Terjemahkan ke dalam bahasa Inggris kalimat dari artikel tentang kebijakan new normal ini: “Kebijakan new normal ini harus ditolak karena sangat terburu-buru dan mengkhawatirkan.”

TEKS HALAMAN:
----

Kebijakan New Normal Harus Dipersiapkan Secara Matang
Utama

Kebijakan New Normal Harus Dipersiapkan Secara Matang

Belum mempertimbangkan masih tingginya kurva jumlah kasus positif Covid-19, hingga saat ini belum ada tanda-tanda penurunan jumlah kasus positif Covid-19 secara signifikan. Kalangan buruh menilai kebijakan new normal tidak tepat.

Rofiq Hidayat
Bacaan 2 Menit

Angota Komisi IX DPR RI Netty Prasetiyani mengatakan Pemerintah berencana melakukan lima tahapan dalam kebijakan kenormalan baru. Mulai dibukanya sektor bisnis dan industri; pasar dan mal; sekolah dan tempat kebudayaan. Kemudian restoran dan tempat ibadah, hingga beroperasinya seluruh kegiatan ekonomi secara normal. Dia menilai rencana penerapan kebijakan kenormalan baru dalam mengantisipasi resesi ekonomi di tengah pandemi Covid-19 sangat terburu-buru.

“Padahal, faktanya kurva jumlah pasien positif Covid-19 dan orang dalam pemantauan masih terbilang tinggi,” kata dia.

Karena itu, Netty menolak keras kebijakan penerapan new normal dalam waktu dekat. Selain terburu-buru tanpa mempertimbangkan masih tingginya kurva jumlah kasus positif Covid-19, hingga saat ini belum ada tanda-tanda penurunan jumlah kasus positif Covid-19 secara signifikan. Berdasarkan data per Selasa 26 Mei 2020 masih terdapat 415 kasus baru dengan total 23.165 pasien positif. Kemudian, pada Rabu 27 Mei 2020 meningkat menjadi 686 kasus baru dengan total 23.851 pasien positif seluruh Indonesia.    

“Kebijakan new normal ini harus ditolak karena sangat terburu-buru dan mengkhawatirkan.”

Menurutnya, kebijakan new normal yang disampaikan WHO mesti dipahami secara utuh. WHO memberi penekanan penerapan new normal dapat diberlakukan bagi negara yang telah berhasil melawan Covid-19. Seperti China, Vietnam, Jerman, Taiwan, dan negara lainnya. “Sementara kita masih jauh dari kata berhasil, kenapa mau segera menerapkan new normal?”

----

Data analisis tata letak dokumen
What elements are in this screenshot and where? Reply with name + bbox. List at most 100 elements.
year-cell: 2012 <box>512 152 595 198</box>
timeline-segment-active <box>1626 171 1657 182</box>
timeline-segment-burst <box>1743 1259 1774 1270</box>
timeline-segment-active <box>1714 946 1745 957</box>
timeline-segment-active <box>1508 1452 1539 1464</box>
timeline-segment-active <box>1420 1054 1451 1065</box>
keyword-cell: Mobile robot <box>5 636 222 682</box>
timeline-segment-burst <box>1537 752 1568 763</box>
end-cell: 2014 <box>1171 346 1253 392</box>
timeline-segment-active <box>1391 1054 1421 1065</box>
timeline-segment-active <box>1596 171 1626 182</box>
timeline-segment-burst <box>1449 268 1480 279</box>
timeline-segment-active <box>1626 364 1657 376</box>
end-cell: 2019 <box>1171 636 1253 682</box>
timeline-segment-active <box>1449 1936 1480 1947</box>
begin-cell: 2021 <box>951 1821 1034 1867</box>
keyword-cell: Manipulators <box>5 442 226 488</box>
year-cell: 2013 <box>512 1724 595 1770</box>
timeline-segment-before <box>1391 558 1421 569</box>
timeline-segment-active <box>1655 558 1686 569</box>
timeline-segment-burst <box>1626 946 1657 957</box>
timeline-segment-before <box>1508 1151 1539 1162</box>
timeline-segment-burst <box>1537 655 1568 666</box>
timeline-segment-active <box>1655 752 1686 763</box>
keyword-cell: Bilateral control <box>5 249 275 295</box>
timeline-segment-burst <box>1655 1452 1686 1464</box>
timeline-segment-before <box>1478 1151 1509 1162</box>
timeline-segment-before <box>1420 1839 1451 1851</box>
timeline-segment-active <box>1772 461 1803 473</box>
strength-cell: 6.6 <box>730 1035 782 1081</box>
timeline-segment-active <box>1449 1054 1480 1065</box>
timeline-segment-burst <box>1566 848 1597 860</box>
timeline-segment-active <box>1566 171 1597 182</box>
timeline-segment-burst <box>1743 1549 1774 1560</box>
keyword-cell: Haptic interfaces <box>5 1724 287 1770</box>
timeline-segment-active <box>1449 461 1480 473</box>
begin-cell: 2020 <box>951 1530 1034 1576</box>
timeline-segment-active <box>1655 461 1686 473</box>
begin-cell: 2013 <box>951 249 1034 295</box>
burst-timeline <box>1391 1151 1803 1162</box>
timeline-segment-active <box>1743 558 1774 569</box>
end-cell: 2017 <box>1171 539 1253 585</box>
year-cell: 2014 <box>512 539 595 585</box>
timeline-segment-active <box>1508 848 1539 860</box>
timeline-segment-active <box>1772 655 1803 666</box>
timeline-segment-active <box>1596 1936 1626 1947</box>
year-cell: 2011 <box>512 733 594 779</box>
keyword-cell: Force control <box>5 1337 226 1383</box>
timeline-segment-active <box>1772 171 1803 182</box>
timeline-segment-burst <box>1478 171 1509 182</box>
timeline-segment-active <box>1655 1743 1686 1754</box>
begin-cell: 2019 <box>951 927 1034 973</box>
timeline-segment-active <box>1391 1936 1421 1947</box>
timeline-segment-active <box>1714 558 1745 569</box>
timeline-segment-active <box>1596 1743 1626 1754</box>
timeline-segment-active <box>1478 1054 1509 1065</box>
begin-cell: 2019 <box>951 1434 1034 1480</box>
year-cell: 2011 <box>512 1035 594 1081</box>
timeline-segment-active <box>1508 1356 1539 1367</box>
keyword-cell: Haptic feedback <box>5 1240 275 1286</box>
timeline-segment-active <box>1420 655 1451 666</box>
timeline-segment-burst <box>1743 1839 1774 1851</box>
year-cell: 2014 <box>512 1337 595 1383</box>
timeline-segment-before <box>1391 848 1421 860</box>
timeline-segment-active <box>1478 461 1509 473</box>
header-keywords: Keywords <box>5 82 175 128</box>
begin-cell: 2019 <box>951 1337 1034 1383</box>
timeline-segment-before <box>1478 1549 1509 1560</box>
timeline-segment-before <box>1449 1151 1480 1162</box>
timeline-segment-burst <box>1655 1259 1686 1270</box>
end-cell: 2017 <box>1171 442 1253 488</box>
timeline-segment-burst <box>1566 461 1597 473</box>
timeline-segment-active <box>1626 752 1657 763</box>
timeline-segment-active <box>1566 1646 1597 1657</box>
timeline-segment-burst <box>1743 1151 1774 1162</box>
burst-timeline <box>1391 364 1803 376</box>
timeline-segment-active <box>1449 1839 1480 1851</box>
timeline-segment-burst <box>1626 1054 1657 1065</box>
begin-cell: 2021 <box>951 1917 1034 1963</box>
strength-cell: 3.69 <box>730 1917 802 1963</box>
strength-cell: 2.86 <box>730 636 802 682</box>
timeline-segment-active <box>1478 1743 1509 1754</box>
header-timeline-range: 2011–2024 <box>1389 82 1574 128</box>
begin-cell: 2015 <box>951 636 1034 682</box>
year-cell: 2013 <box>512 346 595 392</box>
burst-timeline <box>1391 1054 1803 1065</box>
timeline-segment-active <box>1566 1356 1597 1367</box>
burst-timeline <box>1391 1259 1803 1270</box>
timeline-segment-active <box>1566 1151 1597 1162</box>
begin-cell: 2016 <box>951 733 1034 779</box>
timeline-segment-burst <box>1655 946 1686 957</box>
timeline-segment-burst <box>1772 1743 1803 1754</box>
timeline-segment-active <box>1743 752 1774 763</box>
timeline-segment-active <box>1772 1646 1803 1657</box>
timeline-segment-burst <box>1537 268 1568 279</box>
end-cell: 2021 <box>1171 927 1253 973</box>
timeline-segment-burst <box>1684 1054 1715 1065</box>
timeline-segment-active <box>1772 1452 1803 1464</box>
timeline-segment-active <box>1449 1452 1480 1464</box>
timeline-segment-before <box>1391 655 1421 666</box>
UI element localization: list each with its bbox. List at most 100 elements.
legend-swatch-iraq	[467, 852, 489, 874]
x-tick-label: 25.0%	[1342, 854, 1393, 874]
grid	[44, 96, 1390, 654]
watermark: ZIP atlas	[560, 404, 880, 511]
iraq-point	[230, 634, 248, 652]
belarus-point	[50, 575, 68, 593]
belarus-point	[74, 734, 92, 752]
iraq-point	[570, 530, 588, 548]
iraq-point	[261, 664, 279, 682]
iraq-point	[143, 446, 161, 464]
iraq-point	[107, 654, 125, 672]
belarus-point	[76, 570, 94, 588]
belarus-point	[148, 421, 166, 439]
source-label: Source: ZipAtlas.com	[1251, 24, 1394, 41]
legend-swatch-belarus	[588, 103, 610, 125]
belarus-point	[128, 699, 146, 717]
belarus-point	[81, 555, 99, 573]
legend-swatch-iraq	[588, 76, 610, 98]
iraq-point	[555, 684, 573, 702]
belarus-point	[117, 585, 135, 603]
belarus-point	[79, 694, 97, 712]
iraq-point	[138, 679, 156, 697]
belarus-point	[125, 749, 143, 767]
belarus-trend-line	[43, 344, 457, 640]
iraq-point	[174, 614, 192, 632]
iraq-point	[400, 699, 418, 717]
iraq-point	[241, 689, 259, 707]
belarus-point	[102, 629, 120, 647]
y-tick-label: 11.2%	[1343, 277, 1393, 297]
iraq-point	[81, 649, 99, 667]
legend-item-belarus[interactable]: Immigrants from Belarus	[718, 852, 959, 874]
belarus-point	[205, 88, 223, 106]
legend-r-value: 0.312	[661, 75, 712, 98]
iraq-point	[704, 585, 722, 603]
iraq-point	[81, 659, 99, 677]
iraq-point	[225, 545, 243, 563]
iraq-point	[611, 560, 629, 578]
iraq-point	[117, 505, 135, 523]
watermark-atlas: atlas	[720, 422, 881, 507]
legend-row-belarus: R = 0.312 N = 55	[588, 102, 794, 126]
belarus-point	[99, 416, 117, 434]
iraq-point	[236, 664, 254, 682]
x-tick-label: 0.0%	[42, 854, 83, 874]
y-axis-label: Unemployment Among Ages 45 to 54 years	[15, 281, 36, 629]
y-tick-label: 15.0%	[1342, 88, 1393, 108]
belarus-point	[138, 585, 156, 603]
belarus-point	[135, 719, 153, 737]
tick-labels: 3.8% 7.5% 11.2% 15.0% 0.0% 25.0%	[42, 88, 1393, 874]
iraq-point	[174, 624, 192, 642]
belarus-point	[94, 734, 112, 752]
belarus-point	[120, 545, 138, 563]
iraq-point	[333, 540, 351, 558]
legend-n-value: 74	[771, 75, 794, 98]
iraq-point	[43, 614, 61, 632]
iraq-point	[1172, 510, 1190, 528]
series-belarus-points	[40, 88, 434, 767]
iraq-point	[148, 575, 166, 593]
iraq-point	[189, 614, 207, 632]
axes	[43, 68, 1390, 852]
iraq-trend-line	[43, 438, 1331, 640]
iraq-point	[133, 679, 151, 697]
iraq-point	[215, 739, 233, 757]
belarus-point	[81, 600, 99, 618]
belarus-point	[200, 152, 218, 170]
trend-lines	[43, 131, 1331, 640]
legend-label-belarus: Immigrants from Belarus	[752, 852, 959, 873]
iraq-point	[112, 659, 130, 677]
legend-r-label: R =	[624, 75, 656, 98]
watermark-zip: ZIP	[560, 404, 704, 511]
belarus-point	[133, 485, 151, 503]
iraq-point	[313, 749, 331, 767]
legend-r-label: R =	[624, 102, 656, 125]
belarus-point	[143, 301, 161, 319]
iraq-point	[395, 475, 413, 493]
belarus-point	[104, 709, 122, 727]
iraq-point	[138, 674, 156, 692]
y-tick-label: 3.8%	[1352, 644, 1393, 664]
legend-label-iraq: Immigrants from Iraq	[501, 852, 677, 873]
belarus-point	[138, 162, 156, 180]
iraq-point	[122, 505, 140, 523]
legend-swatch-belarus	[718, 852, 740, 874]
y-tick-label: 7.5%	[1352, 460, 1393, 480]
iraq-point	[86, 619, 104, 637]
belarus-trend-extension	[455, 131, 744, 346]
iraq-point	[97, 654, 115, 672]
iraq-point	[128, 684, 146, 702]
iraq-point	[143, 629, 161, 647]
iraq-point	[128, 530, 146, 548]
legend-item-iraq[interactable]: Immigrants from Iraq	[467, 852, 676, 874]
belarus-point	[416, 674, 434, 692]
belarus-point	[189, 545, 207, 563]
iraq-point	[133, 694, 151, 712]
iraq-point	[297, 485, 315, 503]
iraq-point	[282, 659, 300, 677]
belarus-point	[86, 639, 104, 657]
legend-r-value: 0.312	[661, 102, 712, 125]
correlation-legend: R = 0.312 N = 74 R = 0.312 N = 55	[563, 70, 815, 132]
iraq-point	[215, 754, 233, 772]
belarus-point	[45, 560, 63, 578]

----

JAWABAN LATIHAN: This new normal policy must be rejected because it is very hasty and worrying.